# Excerpted data:

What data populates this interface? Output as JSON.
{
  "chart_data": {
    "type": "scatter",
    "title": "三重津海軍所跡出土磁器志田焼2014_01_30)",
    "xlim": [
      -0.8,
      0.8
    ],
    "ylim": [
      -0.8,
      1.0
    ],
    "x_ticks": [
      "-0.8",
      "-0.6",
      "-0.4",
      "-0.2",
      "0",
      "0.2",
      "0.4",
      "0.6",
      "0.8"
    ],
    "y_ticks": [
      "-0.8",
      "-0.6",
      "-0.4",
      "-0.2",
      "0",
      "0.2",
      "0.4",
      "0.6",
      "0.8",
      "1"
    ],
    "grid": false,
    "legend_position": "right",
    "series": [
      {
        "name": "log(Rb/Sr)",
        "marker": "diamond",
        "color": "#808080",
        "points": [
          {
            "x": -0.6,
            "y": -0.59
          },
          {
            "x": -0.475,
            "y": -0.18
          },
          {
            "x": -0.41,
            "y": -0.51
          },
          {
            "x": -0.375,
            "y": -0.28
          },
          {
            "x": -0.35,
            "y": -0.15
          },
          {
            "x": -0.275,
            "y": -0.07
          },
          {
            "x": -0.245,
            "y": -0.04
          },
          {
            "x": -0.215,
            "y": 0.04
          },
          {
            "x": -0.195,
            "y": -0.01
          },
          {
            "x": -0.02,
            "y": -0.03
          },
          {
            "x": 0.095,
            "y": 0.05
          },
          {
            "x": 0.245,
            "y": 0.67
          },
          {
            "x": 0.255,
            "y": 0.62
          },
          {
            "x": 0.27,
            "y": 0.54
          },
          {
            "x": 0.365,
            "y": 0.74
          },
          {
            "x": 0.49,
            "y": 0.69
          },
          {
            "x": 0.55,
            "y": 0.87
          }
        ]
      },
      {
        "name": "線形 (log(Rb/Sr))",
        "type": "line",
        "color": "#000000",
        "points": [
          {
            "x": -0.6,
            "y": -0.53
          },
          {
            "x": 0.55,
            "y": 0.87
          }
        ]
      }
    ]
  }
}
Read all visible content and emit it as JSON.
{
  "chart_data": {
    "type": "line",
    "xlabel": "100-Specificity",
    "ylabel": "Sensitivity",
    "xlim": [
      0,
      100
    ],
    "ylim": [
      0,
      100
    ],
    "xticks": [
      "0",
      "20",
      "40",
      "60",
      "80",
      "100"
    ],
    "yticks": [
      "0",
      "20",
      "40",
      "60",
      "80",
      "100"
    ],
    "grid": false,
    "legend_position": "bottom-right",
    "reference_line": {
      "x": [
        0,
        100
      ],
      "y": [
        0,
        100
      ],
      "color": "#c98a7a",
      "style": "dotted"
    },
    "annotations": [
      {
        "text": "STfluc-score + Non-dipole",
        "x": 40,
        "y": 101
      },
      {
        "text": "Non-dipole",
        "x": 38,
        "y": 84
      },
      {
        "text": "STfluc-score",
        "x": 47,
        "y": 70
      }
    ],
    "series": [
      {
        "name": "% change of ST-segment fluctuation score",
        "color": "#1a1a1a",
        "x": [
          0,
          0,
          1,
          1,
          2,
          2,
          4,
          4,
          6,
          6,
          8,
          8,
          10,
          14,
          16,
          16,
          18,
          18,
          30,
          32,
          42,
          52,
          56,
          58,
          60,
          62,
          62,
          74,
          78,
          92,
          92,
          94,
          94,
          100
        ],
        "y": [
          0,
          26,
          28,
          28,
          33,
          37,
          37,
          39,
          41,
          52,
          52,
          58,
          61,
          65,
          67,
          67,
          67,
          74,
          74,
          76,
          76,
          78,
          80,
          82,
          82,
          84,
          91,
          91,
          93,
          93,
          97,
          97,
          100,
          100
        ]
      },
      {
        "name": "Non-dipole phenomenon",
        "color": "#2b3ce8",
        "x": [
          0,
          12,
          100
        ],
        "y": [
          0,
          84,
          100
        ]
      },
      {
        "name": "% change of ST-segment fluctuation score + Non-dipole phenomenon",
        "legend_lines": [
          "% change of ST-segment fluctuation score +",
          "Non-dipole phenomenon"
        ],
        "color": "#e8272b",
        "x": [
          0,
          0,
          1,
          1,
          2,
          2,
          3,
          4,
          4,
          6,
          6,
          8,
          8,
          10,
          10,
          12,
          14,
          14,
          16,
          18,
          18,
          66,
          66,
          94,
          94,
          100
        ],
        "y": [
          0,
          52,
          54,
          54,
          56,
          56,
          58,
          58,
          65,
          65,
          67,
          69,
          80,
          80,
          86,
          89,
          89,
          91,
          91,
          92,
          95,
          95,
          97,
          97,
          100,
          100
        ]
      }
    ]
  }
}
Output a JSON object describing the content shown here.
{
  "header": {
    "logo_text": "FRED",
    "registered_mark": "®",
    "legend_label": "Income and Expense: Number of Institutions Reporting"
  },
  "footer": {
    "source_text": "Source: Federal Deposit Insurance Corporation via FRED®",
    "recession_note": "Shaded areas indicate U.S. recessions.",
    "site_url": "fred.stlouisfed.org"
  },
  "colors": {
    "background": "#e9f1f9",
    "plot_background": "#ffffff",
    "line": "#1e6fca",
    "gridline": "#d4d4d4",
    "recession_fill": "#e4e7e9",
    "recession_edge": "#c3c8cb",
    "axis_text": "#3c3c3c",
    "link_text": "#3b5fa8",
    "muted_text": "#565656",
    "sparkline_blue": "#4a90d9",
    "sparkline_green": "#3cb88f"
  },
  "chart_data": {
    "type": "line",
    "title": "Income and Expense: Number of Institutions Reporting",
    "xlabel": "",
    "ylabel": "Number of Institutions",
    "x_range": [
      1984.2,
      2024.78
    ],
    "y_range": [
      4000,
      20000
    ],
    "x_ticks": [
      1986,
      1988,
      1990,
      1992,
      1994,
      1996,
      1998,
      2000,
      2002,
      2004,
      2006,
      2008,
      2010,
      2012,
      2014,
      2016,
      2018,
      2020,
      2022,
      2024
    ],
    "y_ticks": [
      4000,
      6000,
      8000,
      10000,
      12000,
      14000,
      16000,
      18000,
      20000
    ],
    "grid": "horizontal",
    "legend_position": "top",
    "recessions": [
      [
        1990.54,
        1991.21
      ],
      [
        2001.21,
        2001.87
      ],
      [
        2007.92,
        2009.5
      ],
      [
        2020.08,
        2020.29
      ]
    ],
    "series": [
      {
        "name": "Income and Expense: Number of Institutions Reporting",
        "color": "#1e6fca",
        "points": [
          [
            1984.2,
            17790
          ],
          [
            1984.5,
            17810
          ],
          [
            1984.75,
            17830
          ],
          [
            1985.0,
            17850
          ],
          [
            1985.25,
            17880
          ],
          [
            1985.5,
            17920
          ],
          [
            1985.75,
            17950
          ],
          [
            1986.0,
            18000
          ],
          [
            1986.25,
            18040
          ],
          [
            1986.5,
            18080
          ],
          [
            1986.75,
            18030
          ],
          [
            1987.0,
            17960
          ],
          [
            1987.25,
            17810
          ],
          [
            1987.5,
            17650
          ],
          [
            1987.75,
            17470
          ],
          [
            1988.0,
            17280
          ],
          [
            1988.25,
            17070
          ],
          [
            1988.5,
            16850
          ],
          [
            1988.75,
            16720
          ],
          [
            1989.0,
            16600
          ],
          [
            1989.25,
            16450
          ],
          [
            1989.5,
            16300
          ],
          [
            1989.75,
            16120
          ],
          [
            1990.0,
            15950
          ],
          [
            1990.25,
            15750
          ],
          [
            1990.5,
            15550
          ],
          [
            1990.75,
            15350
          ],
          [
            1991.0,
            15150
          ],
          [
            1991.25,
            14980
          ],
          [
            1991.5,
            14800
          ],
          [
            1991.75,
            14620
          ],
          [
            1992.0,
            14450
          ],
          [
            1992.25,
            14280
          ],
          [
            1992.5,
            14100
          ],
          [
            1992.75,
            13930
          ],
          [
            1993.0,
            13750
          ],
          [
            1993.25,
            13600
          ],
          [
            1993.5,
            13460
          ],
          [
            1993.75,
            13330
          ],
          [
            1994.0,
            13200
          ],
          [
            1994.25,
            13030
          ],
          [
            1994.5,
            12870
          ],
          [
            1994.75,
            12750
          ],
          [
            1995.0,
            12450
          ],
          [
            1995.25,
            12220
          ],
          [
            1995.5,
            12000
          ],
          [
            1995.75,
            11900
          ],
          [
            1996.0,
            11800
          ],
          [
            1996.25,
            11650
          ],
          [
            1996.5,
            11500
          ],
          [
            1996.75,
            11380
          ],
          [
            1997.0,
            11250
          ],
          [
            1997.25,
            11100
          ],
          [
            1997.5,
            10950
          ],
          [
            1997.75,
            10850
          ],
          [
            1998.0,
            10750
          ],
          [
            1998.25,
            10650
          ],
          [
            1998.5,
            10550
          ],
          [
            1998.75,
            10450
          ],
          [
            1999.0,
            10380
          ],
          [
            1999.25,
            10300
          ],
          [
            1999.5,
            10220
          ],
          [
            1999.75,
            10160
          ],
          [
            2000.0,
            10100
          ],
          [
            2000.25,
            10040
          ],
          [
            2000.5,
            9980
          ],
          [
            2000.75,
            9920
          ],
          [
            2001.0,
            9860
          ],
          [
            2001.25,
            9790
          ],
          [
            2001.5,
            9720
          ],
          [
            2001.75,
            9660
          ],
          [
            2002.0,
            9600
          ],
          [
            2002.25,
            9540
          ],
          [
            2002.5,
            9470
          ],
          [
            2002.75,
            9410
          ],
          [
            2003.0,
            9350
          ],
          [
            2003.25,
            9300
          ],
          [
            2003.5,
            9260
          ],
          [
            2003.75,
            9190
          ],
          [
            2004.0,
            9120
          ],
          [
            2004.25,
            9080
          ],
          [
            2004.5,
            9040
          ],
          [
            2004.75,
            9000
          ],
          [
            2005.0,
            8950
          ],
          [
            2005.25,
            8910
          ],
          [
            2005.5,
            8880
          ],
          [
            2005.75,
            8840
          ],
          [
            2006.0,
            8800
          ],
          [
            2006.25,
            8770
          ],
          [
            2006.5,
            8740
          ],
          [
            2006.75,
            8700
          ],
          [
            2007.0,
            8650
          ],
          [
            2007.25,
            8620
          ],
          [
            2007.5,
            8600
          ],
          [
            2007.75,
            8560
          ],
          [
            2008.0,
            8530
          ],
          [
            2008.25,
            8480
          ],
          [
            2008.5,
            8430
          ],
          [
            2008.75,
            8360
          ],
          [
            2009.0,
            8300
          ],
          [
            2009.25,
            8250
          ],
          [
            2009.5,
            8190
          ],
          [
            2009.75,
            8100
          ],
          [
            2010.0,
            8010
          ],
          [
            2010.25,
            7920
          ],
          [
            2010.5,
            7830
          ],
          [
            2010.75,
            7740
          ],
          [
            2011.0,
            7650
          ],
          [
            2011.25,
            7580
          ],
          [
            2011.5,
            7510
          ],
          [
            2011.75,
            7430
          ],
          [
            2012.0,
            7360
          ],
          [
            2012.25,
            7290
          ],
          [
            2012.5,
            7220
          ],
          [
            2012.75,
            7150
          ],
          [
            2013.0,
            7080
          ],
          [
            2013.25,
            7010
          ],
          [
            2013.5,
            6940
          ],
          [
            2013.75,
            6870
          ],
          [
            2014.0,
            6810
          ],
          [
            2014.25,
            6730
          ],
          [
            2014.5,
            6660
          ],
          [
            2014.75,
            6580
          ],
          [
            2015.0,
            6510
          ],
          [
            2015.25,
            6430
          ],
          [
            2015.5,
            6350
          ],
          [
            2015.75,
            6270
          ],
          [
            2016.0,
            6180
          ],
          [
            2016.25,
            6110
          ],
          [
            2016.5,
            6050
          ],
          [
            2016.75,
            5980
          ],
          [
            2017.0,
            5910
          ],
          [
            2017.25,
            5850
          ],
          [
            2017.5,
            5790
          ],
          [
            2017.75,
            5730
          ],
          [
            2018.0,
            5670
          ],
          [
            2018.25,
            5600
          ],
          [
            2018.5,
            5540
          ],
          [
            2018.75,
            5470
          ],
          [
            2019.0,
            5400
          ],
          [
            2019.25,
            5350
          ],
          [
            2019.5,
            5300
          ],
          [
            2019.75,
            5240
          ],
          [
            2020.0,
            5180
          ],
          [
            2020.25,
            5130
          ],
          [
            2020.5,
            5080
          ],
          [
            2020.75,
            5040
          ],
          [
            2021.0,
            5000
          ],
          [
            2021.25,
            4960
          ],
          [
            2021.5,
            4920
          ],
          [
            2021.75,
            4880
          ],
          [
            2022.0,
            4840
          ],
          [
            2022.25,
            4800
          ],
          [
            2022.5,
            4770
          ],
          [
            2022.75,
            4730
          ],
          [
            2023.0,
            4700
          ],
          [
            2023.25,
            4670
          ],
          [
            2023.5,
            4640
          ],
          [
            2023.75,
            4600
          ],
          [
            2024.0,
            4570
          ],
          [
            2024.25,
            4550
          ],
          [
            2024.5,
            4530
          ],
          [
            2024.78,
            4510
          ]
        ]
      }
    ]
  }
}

# Exercise instructions:
Select and copy each line from the data that includes the word "recessions".

# Solution to the problem:
    "recession_note": "Shaded areas indicate U.S. recessions.",
    "recessions": [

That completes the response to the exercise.